** Your instructions **
Keep every line where the word "менее" appears; drop the rest.

──────── Entries supplied

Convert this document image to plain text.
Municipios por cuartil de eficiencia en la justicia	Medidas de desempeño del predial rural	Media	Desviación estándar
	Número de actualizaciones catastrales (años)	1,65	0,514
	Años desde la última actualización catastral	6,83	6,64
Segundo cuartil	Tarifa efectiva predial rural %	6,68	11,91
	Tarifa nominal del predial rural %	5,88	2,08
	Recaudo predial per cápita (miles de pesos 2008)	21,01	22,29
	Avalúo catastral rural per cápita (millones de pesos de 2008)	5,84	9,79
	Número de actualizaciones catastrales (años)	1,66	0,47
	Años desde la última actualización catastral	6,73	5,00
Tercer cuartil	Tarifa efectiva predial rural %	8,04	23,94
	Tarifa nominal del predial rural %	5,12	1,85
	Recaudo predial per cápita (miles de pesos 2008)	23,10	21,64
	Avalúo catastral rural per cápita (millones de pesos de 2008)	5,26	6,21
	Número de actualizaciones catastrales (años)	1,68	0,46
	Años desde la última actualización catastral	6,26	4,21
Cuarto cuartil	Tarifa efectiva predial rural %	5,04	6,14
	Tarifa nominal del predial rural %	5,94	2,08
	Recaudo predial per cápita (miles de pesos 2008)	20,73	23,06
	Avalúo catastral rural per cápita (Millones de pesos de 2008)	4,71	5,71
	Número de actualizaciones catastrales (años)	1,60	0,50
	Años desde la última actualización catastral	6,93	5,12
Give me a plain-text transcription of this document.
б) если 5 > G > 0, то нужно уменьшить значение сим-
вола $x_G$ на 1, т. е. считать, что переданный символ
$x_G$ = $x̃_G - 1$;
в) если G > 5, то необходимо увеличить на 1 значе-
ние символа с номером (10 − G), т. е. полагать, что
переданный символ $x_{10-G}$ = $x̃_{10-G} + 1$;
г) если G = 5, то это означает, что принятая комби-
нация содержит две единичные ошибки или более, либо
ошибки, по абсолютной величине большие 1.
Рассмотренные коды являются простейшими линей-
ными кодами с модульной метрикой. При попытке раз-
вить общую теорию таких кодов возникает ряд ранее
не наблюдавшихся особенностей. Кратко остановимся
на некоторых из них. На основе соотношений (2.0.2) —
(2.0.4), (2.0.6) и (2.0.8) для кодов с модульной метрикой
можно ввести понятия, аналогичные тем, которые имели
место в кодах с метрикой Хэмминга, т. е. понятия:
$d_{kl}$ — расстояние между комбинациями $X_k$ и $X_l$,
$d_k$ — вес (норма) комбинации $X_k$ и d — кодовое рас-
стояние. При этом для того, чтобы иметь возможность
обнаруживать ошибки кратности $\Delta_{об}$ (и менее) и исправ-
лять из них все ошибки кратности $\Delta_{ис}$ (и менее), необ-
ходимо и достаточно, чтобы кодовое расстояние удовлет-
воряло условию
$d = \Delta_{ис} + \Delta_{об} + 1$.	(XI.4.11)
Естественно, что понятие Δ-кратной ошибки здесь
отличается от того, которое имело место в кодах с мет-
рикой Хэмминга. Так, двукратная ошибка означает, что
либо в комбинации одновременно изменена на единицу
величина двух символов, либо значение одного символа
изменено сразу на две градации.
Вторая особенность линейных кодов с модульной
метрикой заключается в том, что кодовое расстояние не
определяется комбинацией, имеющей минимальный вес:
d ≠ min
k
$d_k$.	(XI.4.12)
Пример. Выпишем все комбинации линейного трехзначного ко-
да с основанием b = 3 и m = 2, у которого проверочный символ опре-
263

────────────────

** Full output **
обнаруживать ошибки кратности $\Delta_{об}$ (и менее) и исправ-
лять из них все ошибки кратности $\Delta_{ис}$ (и менее), необ-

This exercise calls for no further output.